Layout region records
>>>>
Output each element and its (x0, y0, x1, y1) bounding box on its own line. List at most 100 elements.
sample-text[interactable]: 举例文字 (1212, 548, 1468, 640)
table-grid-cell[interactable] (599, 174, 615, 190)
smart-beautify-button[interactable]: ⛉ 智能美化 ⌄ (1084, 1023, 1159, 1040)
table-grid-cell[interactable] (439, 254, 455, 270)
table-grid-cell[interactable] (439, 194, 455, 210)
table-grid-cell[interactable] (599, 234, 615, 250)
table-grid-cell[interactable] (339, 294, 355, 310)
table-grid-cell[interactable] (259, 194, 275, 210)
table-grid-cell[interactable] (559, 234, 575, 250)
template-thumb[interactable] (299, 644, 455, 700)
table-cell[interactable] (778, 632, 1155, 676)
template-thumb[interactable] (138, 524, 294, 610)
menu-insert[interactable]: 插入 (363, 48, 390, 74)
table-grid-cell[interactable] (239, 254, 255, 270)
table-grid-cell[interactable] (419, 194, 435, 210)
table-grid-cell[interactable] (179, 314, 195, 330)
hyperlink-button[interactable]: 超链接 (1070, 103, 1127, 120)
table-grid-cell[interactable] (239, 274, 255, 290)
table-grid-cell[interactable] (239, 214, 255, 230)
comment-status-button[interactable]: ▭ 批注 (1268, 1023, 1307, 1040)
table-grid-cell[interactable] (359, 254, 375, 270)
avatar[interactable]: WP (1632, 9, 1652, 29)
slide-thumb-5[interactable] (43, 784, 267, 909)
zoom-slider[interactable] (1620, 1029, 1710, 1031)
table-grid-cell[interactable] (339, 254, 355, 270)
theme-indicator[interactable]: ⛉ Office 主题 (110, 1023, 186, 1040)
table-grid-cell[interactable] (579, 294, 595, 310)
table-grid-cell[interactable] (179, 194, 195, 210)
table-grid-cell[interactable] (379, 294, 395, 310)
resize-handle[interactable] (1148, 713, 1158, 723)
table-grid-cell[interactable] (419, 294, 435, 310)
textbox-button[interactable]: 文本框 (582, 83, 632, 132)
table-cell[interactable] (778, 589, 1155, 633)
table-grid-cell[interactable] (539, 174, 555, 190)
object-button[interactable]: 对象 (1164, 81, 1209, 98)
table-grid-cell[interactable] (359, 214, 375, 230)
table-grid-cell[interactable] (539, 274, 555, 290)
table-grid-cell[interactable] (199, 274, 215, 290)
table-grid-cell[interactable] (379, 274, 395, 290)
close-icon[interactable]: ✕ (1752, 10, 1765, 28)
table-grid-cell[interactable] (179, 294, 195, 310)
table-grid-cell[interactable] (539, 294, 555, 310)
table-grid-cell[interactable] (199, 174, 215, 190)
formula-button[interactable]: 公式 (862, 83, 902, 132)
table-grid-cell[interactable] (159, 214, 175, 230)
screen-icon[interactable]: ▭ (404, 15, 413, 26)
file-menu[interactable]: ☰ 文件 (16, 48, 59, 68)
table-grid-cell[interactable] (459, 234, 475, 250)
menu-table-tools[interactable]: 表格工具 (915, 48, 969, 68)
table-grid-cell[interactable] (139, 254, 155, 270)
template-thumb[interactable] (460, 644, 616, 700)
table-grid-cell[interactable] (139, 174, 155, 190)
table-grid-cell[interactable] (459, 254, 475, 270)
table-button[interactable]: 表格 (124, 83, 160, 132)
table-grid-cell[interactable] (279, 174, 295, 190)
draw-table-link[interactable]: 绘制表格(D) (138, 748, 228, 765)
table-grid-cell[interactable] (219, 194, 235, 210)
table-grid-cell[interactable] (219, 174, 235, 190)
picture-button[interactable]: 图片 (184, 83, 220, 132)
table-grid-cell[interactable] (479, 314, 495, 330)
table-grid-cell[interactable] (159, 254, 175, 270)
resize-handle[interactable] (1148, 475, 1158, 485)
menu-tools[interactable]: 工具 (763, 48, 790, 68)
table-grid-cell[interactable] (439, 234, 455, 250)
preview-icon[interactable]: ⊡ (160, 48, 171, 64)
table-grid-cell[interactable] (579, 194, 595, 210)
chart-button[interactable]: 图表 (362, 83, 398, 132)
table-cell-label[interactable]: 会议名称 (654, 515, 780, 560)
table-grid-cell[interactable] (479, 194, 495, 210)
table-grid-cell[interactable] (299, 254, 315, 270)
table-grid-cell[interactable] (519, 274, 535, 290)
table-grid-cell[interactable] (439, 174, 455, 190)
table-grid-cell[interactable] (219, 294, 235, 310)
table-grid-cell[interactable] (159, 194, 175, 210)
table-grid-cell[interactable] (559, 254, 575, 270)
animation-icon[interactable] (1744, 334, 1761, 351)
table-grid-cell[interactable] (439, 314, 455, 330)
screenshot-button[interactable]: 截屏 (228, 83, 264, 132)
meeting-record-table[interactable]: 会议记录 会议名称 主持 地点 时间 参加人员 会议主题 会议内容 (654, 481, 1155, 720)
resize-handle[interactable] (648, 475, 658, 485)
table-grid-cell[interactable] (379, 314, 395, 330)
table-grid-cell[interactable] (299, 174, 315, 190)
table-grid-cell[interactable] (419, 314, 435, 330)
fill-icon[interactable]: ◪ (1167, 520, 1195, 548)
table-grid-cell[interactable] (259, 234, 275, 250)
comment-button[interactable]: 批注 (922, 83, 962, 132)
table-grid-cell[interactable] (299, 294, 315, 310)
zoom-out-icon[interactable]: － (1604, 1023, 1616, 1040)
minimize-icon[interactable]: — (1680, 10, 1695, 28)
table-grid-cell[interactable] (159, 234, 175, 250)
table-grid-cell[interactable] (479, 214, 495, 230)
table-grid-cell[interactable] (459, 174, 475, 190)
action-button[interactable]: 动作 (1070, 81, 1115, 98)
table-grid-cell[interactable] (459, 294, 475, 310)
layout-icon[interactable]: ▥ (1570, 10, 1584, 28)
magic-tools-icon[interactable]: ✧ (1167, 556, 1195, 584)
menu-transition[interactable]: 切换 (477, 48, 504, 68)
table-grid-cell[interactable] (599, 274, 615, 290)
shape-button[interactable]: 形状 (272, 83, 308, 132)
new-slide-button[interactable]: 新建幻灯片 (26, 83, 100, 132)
<<<<
> Goal
Retype all of the records line for line, without changing anything.

> Exercise result
Output each element and its (x0, y0, x1, y1) bounding box on its own line. List at most 100 elements.
sample-text[interactable]: 举例文字 (1212, 548, 1468, 640)
table-grid-cell[interactable] (599, 174, 615, 190)
smart-beautify-button[interactable]: ⛉ 智能美化 ⌄ (1084, 1023, 1159, 1040)
table-grid-cell[interactable] (439, 254, 455, 270)
table-grid-cell[interactable] (439, 194, 455, 210)
table-grid-cell[interactable] (599, 234, 615, 250)
table-grid-cell[interactable] (339, 294, 355, 310)
table-grid-cell[interactable] (259, 194, 275, 210)
table-grid-cell[interactable] (559, 234, 575, 250)
template-thumb[interactable] (299, 644, 455, 700)
table-cell[interactable] (778, 632, 1155, 676)
template-thumb[interactable] (138, 524, 294, 610)
menu-insert[interactable]: 插入 (363, 48, 390, 74)
table-grid-cell[interactable] (239, 254, 255, 270)
table-grid-cell[interactable] (419, 194, 435, 210)
table-grid-cell[interactable] (179, 314, 195, 330)
hyperlink-button[interactable]: 超链接 (1070, 103, 1127, 120)
table-grid-cell[interactable] (239, 274, 255, 290)
table-grid-cell[interactable] (239, 214, 255, 230)
comment-status-button[interactable]: ▭ 批注 (1268, 1023, 1307, 1040)
table-grid-cell[interactable] (359, 254, 375, 270)
avatar[interactable]: WP (1632, 9, 1652, 29)
slide-thumb-5[interactable] (43, 784, 267, 909)
zoom-slider[interactable] (1620, 1029, 1710, 1031)
table-grid-cell[interactable] (339, 254, 355, 270)
theme-indicator[interactable]: ⛉ Office 主题 (110, 1023, 186, 1040)
table-grid-cell[interactable] (579, 294, 595, 310)
table-grid-cell[interactable] (179, 194, 195, 210)
table-grid-cell[interactable] (379, 294, 395, 310)
resize-handle[interactable] (1148, 713, 1158, 723)
table-grid-cell[interactable] (419, 294, 435, 310)
textbox-button[interactable]: 文本框 (582, 83, 632, 132)
table-cell[interactable] (778, 589, 1155, 633)
table-grid-cell[interactable] (539, 174, 555, 190)
object-button[interactable]: 对象 (1164, 81, 1209, 98)
table-grid-cell[interactable] (359, 214, 375, 230)
table-grid-cell[interactable] (539, 274, 555, 290)
table-grid-cell[interactable] (199, 274, 215, 290)
table-grid-cell[interactable] (379, 274, 395, 290)
close-icon[interactable]: ✕ (1752, 10, 1765, 28)
table-grid-cell[interactable] (179, 294, 195, 310)
table-grid-cell[interactable] (539, 294, 555, 310)
table-grid-cell[interactable] (199, 174, 215, 190)
formula-button[interactable]: 公式 (862, 83, 902, 132)
table-grid-cell[interactable] (159, 214, 175, 230)
screen-icon[interactable]: ▭ (404, 15, 413, 26)
file-menu[interactable]: ☰ 文件 (16, 48, 59, 68)
table-grid-cell[interactable] (459, 234, 475, 250)
menu-table-tools[interactable]: 表格工具 (915, 48, 969, 68)
table-grid-cell[interactable] (139, 254, 155, 270)
template-thumb[interactable] (460, 644, 616, 700)
table-grid-cell[interactable] (139, 174, 155, 190)
table-grid-cell[interactable] (459, 254, 475, 270)
table-button[interactable]: 表格 (124, 83, 160, 132)
table-grid-cell[interactable] (279, 174, 295, 190)
draw-table-link[interactable]: 绘制表格(D) (138, 748, 228, 765)
table-grid-cell[interactable] (219, 194, 235, 210)
table-grid-cell[interactable] (219, 174, 235, 190)
picture-button[interactable]: 图片 (184, 83, 220, 132)
table-grid-cell[interactable] (479, 314, 495, 330)
table-grid-cell[interactable] (159, 254, 175, 270)
resize-handle[interactable] (1148, 475, 1158, 485)
menu-tools[interactable]: 工具 (763, 48, 790, 68)
table-grid-cell[interactable] (439, 234, 455, 250)
preview-icon[interactable]: ⊡ (160, 48, 171, 64)
table-grid-cell[interactable] (579, 194, 595, 210)
chart-button[interactable]: 图表 (362, 83, 398, 132)
table-cell-label[interactable]: 会议名称 (654, 515, 780, 560)
table-grid-cell[interactable] (479, 194, 495, 210)
table-grid-cell[interactable] (299, 254, 315, 270)
table-grid-cell[interactable] (519, 274, 535, 290)
table-grid-cell[interactable] (439, 174, 455, 190)
table-grid-cell[interactable] (219, 294, 235, 310)
table-grid-cell[interactable] (159, 194, 175, 210)
table-grid-cell[interactable] (559, 254, 575, 270)
animation-icon[interactable] (1744, 334, 1761, 351)
table-grid-cell[interactable] (439, 314, 455, 330)
screenshot-button[interactable]: 截屏 (228, 83, 264, 132)
meeting-record-table[interactable]: 会议记录 会议名称 主持 地点 时间 参加人员 会议主题 会议内容 (654, 481, 1155, 720)
resize-handle[interactable] (648, 475, 658, 485)
table-grid-cell[interactable] (379, 314, 395, 330)
table-grid-cell[interactable] (299, 174, 315, 190)
table-grid-cell[interactable] (419, 314, 435, 330)
fill-icon[interactable]: ◪ (1167, 520, 1195, 548)
table-grid-cell[interactable] (259, 234, 275, 250)
comment-button[interactable]: 批注 (922, 83, 962, 132)
table-grid-cell[interactable] (299, 294, 315, 310)
zoom-out-icon[interactable]: － (1604, 1023, 1616, 1040)
minimize-icon[interactable]: — (1680, 10, 1695, 28)
table-grid-cell[interactable] (159, 234, 175, 250)
table-grid-cell[interactable] (479, 214, 495, 230)
table-grid-cell[interactable] (459, 174, 475, 190)
action-button[interactable]: 动作 (1070, 81, 1115, 98)
table-grid-cell[interactable] (459, 294, 475, 310)
layout-icon[interactable]: ▥ (1570, 10, 1584, 28)
magic-tools-icon[interactable]: ✧ (1167, 556, 1195, 584)
menu-transition[interactable]: 切换 (477, 48, 504, 68)
table-grid-cell[interactable] (599, 274, 615, 290)
shape-button[interactable]: 形状 (272, 83, 308, 132)
new-slide-button[interactable]: 新建幻灯片 (26, 83, 100, 132)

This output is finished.